--- Supplied information ---
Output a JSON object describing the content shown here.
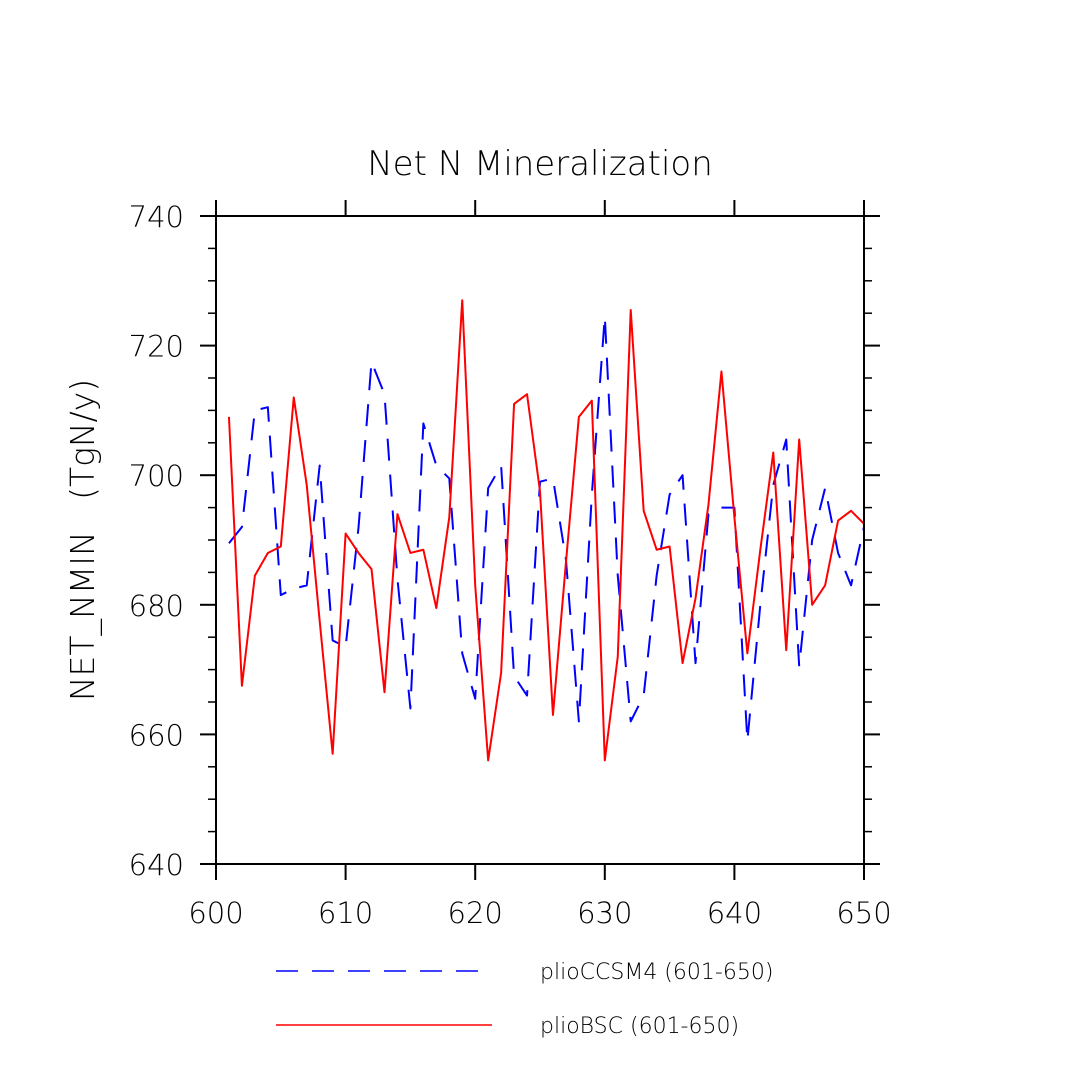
{
  "chart_data": {
    "type": "line",
    "title": "Net N Mineralization",
    "xlabel": "",
    "ylabel": "NET_NMIN   (TgN/y)",
    "xlim": [
      600,
      650
    ],
    "ylim": [
      640,
      740
    ],
    "x_ticks": [
      600,
      610,
      620,
      630,
      640,
      650
    ],
    "y_ticks": [
      640,
      660,
      680,
      700,
      720,
      740
    ],
    "grid": false,
    "legend_position": "bottom",
    "x": [
      601,
      602,
      603,
      604,
      605,
      606,
      607,
      608,
      609,
      610,
      611,
      612,
      613,
      614,
      615,
      616,
      617,
      618,
      619,
      620,
      621,
      622,
      623,
      624,
      625,
      626,
      627,
      628,
      629,
      630,
      631,
      632,
      633,
      634,
      635,
      636,
      637,
      638,
      639,
      640,
      641,
      642,
      643,
      644,
      645,
      646,
      647,
      648,
      649,
      650
    ],
    "series": [
      {
        "name": "plioCCSM4 (601-650)",
        "color": "#0000ff",
        "dash": "dashed",
        "values": [
          689.5,
          692,
          710,
          710.5,
          681.5,
          682.5,
          683,
          701.5,
          674.5,
          673.5,
          692,
          717.5,
          712.5,
          684,
          664,
          708,
          701.5,
          699.5,
          672.5,
          665.5,
          698,
          701.5,
          669,
          666,
          699,
          699.5,
          687,
          662,
          697,
          724.5,
          684.5,
          662,
          666,
          684.5,
          697,
          700,
          671,
          694,
          695,
          695,
          659,
          680,
          698.5,
          705.5,
          670.5,
          690,
          698,
          688,
          683,
          692
        ]
      },
      {
        "name": "plioBSC (601-650)",
        "color": "#ff0000",
        "dash": "solid",
        "values": [
          709,
          667.5,
          684.5,
          688,
          689,
          712,
          698.5,
          677.5,
          657,
          691,
          688,
          685.5,
          666.5,
          694,
          688,
          688.5,
          679.5,
          693.5,
          727,
          683,
          656,
          669.5,
          711,
          712.5,
          697.5,
          663,
          686.5,
          709,
          711.5,
          656,
          672,
          725.5,
          694.5,
          688.5,
          689,
          671,
          681,
          695.5,
          716,
          693.5,
          672.5,
          688.5,
          703.5,
          673,
          705.5,
          680,
          683,
          693,
          694.5,
          692.5
        ]
      }
    ]
  }
}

--- Given exercise ---
Return each line exactly as written. Any picture gets left out.

--- Response to this task ---
Output a JSON object describing the content shown here.
{
  "chart_data": {
    "type": "line",
    "title": "Net N Mineralization",
    "xlabel": "",
    "ylabel": "NET_NMIN   (TgN/y)",
    "xlim": [
      600,
      650
    ],
    "ylim": [
      640,
      740
    ],
    "x_ticks": [
      600,
      610,
      620,
      630,
      640,
      650
    ],
    "y_ticks": [
      640,
      660,
      680,
      700,
      720,
      740
    ],
    "grid": false,
    "legend_position": "bottom",
    "x": [
      601,
      602,
      603,
      604,
      605,
      606,
      607,
      608,
      609,
      610,
      611,
      612,
      613,
      614,
      615,
      616,
      617,
      618,
      619,
      620,
      621,
      622,
      623,
      624,
      625,
      626,
      627,
      628,
      629,
      630,
      631,
      632,
      633,
      634,
      635,
      636,
      637,
      638,
      639,
      640,
      641,
      642,
      643,
      644,
      645,
      646,
      647,
      648,
      649,
      650
    ],
    "series": [
      {
        "name": "plioCCSM4 (601-650)",
        "color": "#0000ff",
        "dash": "dashed",
        "values": [
          689.5,
          692,
          710,
          710.5,
          681.5,
          682.5,
          683,
          701.5,
          674.5,
          673.5,
          692,
          717.5,
          712.5,
          684,
          664,
          708,
          701.5,
          699.5,
          672.5,
          665.5,
          698,
          701.5,
          669,
          666,
          699,
          699.5,
          687,
          662,
          697,
          724.5,
          684.5,
          662,
          666,
          684.5,
          697,
          700,
          671,
          694,
          695,
          695,
          659,
          680,
          698.5,
          705.5,
          670.5,
          690,
          698,
          688,
          683,
          692
        ]
      },
      {
        "name": "plioBSC (601-650)",
        "color": "#ff0000",
        "dash": "solid",
        "values": [
          709,
          667.5,
          684.5,
          688,
          689,
          712,
          698.5,
          677.5,
          657,
          691,
          688,
          685.5,
          666.5,
          694,
          688,
          688.5,
          679.5,
          693.5,
          727,
          683,
          656,
          669.5,
          711,
          712.5,
          697.5,
          663,
          686.5,
          709,
          711.5,
          656,
          672,
          725.5,
          694.5,
          688.5,
          689,
          671,
          681,
          695.5,
          716,
          693.5,
          672.5,
          688.5,
          703.5,
          673,
          705.5,
          680,
          683,
          693,
          694.5,
          692.5
        ]
      }
    ]
  }
}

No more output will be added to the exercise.